Task instructions: Write out each line of the material again, word for word.

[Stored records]
☆ ☆ ☆ ☆ ☆ ☆ ☆

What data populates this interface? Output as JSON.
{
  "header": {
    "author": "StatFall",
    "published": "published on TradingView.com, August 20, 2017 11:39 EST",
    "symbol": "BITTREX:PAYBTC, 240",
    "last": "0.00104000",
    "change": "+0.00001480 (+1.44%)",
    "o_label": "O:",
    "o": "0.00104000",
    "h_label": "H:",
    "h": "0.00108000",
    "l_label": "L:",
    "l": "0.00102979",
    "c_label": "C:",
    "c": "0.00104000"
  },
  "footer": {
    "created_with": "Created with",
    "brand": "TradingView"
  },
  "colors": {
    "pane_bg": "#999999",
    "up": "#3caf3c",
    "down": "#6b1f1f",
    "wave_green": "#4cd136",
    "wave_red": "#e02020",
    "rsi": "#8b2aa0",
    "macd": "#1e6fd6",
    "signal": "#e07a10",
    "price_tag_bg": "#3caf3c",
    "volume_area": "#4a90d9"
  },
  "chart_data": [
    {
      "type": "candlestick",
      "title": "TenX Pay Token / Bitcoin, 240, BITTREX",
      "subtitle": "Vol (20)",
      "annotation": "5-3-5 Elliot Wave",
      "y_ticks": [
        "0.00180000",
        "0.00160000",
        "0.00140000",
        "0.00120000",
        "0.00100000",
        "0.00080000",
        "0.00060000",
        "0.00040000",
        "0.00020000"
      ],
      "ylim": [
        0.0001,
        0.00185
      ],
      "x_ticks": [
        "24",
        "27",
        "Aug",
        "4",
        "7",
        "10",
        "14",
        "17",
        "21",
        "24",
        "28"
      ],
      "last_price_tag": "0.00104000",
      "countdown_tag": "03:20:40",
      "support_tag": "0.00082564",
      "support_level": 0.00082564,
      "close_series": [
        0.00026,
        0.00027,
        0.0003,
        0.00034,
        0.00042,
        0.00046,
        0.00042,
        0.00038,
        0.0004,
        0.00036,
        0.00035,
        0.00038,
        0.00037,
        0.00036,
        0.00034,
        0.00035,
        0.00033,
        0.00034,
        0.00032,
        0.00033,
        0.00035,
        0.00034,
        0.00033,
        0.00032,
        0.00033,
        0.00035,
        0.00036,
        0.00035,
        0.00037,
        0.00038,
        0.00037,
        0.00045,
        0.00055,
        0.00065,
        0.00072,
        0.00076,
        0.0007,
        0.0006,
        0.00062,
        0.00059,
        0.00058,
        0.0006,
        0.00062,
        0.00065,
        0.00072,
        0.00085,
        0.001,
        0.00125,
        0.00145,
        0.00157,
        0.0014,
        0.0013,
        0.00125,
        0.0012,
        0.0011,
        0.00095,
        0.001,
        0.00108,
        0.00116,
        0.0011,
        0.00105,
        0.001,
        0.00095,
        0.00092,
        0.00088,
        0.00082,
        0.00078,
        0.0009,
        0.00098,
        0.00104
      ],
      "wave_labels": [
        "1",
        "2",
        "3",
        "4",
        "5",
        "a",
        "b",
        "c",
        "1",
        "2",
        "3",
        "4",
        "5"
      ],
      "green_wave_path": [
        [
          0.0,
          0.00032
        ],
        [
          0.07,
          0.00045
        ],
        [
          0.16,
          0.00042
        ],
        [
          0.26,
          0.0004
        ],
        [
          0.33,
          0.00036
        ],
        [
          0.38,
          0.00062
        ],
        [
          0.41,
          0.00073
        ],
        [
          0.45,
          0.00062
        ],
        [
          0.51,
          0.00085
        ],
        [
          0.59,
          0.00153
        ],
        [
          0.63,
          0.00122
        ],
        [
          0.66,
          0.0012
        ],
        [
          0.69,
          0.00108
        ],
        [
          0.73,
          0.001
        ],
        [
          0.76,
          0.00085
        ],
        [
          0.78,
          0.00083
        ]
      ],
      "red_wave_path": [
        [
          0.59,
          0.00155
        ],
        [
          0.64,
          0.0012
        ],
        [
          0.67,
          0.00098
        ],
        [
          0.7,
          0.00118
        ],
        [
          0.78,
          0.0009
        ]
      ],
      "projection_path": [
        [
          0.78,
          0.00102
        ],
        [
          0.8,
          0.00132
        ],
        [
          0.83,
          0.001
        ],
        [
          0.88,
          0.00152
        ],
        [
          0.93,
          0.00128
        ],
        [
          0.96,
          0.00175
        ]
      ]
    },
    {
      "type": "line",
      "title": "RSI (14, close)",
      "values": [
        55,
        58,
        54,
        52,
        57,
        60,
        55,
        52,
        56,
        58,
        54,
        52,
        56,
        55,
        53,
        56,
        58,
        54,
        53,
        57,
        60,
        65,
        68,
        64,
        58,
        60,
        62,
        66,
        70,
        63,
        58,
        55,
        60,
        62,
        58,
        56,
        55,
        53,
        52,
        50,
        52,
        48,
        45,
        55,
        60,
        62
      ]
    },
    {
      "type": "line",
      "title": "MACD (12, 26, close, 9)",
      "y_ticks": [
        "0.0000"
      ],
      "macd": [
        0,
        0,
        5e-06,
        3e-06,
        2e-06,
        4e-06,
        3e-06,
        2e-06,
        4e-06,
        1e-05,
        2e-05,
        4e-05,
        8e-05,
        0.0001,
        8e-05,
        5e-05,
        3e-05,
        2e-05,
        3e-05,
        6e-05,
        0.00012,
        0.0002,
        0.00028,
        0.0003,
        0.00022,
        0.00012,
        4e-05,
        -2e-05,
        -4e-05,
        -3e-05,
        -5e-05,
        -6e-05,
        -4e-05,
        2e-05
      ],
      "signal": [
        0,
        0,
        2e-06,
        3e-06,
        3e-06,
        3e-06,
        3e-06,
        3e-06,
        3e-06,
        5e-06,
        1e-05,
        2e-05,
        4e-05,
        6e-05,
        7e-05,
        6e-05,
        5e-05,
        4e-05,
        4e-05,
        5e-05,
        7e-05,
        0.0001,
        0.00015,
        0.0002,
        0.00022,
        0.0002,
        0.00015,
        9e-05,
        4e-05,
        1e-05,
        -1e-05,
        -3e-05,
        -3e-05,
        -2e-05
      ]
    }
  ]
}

☆ ☆ ☆ ☆ ☆ ☆ ☆

Task answer:
What data populates this interface? Output as JSON.
{
  "header": {
    "author": "StatFall",
    "published": "published on TradingView.com, August 20, 2017 11:39 EST",
    "symbol": "BITTREX:PAYBTC, 240",
    "last": "0.00104000",
    "change": "+0.00001480 (+1.44%)",
    "o_label": "O:",
    "o": "0.00104000",
    "h_label": "H:",
    "h": "0.00108000",
    "l_label": "L:",
    "l": "0.00102979",
    "c_label": "C:",
    "c": "0.00104000"
  },
  "footer": {
    "created_with": "Created with",
    "brand": "TradingView"
  },
  "colors": {
    "pane_bg": "#999999",
    "up": "#3caf3c",
    "down": "#6b1f1f",
    "wave_green": "#4cd136",
    "wave_red": "#e02020",
    "rsi": "#8b2aa0",
    "macd": "#1e6fd6",
    "signal": "#e07a10",
    "price_tag_bg": "#3caf3c",
    "volume_area": "#4a90d9"
  },
  "chart_data": [
    {
      "type": "candlestick",
      "title": "TenX Pay Token / Bitcoin, 240, BITTREX",
      "subtitle": "Vol (20)",
      "annotation": "5-3-5 Elliot Wave",
      "y_ticks": [
        "0.00180000",
        "0.00160000",
        "0.00140000",
        "0.00120000",
        "0.00100000",
        "0.00080000",
        "0.00060000",
        "0.00040000",
        "0.00020000"
      ],
      "ylim": [
        0.0001,
        0.00185
      ],
      "x_ticks": [
        "24",
        "27",
        "Aug",
        "4",
        "7",
        "10",
        "14",
        "17",
        "21",
        "24",
        "28"
      ],
      "last_price_tag": "0.00104000",
      "countdown_tag": "03:20:40",
      "support_tag": "0.00082564",
      "support_level": 0.00082564,
      "close_series": [
        0.00026,
        0.00027,
        0.0003,
        0.00034,
        0.00042,
        0.00046,
        0.00042,
        0.00038,
        0.0004,
        0.00036,
        0.00035,
        0.00038,
        0.00037,
        0.00036,
        0.00034,
        0.00035,
        0.00033,
        0.00034,
        0.00032,
        0.00033,
        0.00035,
        0.00034,
        0.00033,
        0.00032,
        0.00033,
        0.00035,
        0.00036,
        0.00035,
        0.00037,
        0.00038,
        0.00037,
        0.00045,
        0.00055,
        0.00065,
        0.00072,
        0.00076,
        0.0007,
        0.0006,
        0.00062,
        0.00059,
        0.00058,
        0.0006,
        0.00062,
        0.00065,
        0.00072,
        0.00085,
        0.001,
        0.00125,
        0.00145,
        0.00157,
        0.0014,
        0.0013,
        0.00125,
        0.0012,
        0.0011,
        0.00095,
        0.001,
        0.00108,
        0.00116,
        0.0011,
        0.00105,
        0.001,
        0.00095,
        0.00092,
        0.00088,
        0.00082,
        0.00078,
        0.0009,
        0.00098,
        0.00104
      ],
      "wave_labels": [
        "1",
        "2",
        "3",
        "4",
        "5",
        "a",
        "b",
        "c",
        "1",
        "2",
        "3",
        "4",
        "5"
      ],
      "green_wave_path": [
        [
          0.0,
          0.00032
        ],
        [
          0.07,
          0.00045
        ],
        [
          0.16,
          0.00042
        ],
        [
          0.26,
          0.0004
        ],
        [
          0.33,
          0.00036
        ],
        [
          0.38,
          0.00062
        ],
        [
          0.41,
          0.00073
        ],
        [
          0.45,
          0.00062
        ],
        [
          0.51,
          0.00085
        ],
        [
          0.59,
          0.00153
        ],
        [
          0.63,
          0.00122
        ],
        [
          0.66,
          0.0012
        ],
        [
          0.69,
          0.00108
        ],
        [
          0.73,
          0.001
        ],
        [
          0.76,
          0.00085
        ],
        [
          0.78,
          0.00083
        ]
      ],
      "red_wave_path": [
        [
          0.59,
          0.00155
        ],
        [
          0.64,
          0.0012
        ],
        [
          0.67,
          0.00098
        ],
        [
          0.7,
          0.00118
        ],
        [
          0.78,
          0.0009
        ]
      ],
      "projection_path": [
        [
          0.78,
          0.00102
        ],
        [
          0.8,
          0.00132
        ],
        [
          0.83,
          0.001
        ],
        [
          0.88,
          0.00152
        ],
        [
          0.93,
          0.00128
        ],
        [
          0.96,
          0.00175
        ]
      ]
    },
    {
      "type": "line",
      "title": "RSI (14, close)",
      "values": [
        55,
        58,
        54,
        52,
        57,
        60,
        55,
        52,
        56,
        58,
        54,
        52,
        56,
        55,
        53,
        56,
        58,
        54,
        53,
        57,
        60,
        65,
        68,
        64,
        58,
        60,
        62,
        66,
        70,
        63,
        58,
        55,
        60,
        62,
        58,
        56,
        55,
        53,
        52,
        50,
        52,
        48,
        45,
        55,
        60,
        62
      ]
    },
    {
      "type": "line",
      "title": "MACD (12, 26, close, 9)",
      "y_ticks": [
        "0.0000"
      ],
      "macd": [
        0,
        0,
        5e-06,
        3e-06,
        2e-06,
        4e-06,
        3e-06,
        2e-06,
        4e-06,
        1e-05,
        2e-05,
        4e-05,
        8e-05,
        0.0001,
        8e-05,
        5e-05,
        3e-05,
        2e-05,
        3e-05,
        6e-05,
        0.00012,
        0.0002,
        0.00028,
        0.0003,
        0.00022,
        0.00012,
        4e-05,
        -2e-05,
        -4e-05,
        -3e-05,
        -5e-05,
        -6e-05,
        -4e-05,
        2e-05
      ],
      "signal": [
        0,
        0,
        2e-06,
        3e-06,
        3e-06,
        3e-06,
        3e-06,
        3e-06,
        3e-06,
        5e-06,
        1e-05,
        2e-05,
        4e-05,
        6e-05,
        7e-05,
        6e-05,
        5e-05,
        4e-05,
        4e-05,
        5e-05,
        7e-05,
        0.0001,
        0.00015,
        0.0002,
        0.00022,
        0.0002,
        0.00015,
        9e-05,
        4e-05,
        1e-05,
        -1e-05,
        -3e-05,
        -3e-05,
        -2e-05
      ]
    }
  ]
}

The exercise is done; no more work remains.